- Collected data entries
+-------+
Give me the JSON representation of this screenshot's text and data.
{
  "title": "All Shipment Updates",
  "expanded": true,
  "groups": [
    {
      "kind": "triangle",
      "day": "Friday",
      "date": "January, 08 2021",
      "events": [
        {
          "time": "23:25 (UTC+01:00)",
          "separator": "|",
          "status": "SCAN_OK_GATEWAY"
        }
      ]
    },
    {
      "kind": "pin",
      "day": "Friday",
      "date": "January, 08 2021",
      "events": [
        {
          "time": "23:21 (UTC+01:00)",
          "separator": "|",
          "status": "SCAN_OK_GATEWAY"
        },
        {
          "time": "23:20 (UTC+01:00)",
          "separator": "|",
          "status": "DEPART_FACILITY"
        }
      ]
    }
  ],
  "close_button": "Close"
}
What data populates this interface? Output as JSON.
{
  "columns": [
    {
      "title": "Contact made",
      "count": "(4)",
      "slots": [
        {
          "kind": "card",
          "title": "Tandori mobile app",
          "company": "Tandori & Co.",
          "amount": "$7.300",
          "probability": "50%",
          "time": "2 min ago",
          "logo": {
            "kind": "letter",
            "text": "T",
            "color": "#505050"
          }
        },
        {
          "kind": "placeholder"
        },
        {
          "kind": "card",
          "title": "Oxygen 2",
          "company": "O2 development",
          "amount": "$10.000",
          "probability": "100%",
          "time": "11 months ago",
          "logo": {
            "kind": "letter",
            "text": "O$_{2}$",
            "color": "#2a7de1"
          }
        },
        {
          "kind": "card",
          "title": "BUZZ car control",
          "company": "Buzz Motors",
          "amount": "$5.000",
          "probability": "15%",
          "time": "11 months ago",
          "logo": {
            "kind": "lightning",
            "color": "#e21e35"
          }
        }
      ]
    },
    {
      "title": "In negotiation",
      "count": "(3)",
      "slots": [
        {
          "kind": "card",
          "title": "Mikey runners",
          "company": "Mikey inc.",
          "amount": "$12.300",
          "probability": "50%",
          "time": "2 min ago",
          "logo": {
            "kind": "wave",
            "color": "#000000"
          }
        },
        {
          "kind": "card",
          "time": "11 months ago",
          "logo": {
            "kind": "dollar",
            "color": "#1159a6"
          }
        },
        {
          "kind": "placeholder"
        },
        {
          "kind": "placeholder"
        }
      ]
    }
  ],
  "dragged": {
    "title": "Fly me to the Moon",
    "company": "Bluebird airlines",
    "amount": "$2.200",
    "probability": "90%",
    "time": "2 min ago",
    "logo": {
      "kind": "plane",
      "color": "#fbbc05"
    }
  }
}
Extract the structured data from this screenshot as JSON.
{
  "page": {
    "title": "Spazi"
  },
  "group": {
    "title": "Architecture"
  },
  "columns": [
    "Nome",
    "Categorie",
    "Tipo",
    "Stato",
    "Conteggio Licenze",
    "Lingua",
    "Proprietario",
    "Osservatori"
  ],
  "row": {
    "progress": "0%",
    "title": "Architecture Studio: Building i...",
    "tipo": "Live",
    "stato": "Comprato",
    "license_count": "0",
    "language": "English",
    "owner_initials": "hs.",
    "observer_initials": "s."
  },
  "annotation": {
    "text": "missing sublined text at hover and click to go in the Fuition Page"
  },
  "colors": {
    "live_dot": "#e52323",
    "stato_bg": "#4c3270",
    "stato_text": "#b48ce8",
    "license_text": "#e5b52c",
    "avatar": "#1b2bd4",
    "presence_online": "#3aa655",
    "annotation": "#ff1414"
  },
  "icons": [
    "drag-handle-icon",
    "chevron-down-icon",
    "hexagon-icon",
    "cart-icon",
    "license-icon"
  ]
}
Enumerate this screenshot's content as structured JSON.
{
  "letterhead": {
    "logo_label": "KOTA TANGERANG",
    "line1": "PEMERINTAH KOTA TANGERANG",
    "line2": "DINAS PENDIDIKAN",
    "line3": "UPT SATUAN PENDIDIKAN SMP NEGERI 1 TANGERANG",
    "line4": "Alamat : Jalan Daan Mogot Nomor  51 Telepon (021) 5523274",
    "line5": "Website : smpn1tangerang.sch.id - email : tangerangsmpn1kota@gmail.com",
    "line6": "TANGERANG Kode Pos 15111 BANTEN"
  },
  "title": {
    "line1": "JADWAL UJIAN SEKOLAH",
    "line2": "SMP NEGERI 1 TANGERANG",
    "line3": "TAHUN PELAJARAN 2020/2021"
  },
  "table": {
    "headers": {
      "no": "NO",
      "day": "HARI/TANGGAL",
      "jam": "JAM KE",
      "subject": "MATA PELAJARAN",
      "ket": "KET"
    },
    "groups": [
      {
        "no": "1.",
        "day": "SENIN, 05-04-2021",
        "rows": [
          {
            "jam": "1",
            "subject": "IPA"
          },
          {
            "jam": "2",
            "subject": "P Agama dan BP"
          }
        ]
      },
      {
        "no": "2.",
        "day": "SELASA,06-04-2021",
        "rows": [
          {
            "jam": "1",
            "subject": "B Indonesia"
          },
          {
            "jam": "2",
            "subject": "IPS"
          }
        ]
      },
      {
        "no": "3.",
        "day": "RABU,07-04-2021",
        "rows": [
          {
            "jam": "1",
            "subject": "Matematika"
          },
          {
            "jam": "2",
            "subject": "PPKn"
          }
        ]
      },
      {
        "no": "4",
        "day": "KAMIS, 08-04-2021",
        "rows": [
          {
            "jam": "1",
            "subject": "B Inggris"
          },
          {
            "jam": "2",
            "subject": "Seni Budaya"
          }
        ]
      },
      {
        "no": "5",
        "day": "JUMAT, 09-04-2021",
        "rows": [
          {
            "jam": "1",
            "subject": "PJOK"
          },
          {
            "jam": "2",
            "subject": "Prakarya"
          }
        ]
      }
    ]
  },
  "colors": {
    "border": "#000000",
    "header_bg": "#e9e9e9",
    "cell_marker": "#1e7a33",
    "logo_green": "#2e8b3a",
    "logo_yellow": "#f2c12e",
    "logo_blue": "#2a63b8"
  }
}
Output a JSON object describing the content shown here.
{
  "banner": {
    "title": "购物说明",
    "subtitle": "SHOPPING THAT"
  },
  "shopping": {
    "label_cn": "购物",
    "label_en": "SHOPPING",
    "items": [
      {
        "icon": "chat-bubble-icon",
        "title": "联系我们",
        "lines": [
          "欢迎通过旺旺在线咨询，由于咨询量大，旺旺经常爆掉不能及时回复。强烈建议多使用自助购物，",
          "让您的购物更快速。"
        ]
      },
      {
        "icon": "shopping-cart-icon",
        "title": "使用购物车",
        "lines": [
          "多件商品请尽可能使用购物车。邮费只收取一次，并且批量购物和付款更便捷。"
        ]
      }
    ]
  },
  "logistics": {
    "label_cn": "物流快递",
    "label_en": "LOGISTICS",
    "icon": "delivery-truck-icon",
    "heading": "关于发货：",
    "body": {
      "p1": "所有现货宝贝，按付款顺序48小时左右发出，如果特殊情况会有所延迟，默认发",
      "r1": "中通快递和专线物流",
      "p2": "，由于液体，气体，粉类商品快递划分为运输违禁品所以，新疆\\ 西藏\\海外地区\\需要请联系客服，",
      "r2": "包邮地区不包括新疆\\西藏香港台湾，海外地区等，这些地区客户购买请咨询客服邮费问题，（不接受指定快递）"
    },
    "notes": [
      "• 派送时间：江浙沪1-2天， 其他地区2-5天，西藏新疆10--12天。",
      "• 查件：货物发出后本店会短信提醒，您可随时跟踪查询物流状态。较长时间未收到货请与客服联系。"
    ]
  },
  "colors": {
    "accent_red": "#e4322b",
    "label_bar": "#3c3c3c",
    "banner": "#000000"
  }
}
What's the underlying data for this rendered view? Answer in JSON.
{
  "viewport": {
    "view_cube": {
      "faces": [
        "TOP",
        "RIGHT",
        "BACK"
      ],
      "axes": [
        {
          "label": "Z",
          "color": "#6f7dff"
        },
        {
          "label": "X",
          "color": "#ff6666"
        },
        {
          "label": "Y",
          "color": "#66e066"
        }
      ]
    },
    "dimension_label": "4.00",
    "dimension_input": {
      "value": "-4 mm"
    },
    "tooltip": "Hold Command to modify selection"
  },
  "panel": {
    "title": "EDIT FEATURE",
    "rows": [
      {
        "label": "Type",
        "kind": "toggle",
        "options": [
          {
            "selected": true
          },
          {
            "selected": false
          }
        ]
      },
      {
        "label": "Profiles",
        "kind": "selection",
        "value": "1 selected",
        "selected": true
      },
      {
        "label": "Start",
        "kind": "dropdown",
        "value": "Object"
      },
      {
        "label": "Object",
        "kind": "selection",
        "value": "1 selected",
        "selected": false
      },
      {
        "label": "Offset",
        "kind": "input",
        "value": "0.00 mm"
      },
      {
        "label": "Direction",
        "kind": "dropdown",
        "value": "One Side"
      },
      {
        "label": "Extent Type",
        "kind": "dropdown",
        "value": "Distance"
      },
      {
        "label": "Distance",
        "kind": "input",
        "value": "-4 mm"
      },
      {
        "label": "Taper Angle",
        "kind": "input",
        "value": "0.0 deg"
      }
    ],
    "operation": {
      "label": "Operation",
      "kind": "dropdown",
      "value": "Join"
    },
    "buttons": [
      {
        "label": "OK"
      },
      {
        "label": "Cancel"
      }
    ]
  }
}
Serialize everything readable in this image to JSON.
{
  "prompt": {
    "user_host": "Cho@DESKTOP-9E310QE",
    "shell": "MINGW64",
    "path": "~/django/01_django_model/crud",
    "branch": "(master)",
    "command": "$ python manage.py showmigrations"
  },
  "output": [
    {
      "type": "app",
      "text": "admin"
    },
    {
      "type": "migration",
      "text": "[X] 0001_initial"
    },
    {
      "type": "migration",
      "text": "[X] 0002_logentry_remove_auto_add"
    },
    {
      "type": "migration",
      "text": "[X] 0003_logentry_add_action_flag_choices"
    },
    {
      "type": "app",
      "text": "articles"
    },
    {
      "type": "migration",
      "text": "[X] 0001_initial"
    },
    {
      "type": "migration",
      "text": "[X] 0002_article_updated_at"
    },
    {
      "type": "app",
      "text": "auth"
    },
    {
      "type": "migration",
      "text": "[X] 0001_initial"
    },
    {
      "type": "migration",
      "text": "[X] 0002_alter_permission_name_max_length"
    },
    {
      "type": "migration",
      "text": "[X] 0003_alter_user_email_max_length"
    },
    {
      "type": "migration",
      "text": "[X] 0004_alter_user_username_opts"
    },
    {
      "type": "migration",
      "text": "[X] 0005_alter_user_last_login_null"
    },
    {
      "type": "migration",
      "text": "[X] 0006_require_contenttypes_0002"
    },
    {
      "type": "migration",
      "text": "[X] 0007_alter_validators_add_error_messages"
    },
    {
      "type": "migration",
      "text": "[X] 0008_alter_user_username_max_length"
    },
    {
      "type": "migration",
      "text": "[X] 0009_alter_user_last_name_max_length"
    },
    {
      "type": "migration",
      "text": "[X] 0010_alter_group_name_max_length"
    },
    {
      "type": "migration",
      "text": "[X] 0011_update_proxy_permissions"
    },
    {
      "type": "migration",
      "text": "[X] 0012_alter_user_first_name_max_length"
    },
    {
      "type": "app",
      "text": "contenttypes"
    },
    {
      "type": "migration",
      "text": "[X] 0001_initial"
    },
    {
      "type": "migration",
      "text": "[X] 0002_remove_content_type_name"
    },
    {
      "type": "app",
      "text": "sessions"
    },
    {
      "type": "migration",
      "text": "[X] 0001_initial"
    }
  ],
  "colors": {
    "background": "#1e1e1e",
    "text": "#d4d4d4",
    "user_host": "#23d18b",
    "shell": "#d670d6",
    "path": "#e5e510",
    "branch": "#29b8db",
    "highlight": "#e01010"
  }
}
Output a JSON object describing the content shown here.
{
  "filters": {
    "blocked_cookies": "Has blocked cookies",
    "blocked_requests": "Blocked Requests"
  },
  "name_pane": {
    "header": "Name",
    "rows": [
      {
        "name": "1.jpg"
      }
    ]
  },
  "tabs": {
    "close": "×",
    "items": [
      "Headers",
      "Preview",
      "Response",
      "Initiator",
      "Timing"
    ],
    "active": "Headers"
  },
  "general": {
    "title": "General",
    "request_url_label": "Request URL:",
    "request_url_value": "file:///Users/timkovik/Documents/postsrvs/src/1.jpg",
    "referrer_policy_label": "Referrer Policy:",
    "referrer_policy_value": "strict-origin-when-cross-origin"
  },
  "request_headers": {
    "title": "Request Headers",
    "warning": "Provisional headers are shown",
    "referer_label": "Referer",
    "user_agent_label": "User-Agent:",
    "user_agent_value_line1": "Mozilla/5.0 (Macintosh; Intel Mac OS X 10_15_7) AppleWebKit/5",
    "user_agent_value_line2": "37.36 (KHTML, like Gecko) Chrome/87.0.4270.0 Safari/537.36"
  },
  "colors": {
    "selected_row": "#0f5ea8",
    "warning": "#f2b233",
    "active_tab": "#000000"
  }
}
+-------+
- Challenge
State the count of lines in the data holding the word "structured", adding nothing to it.

- The completed task
2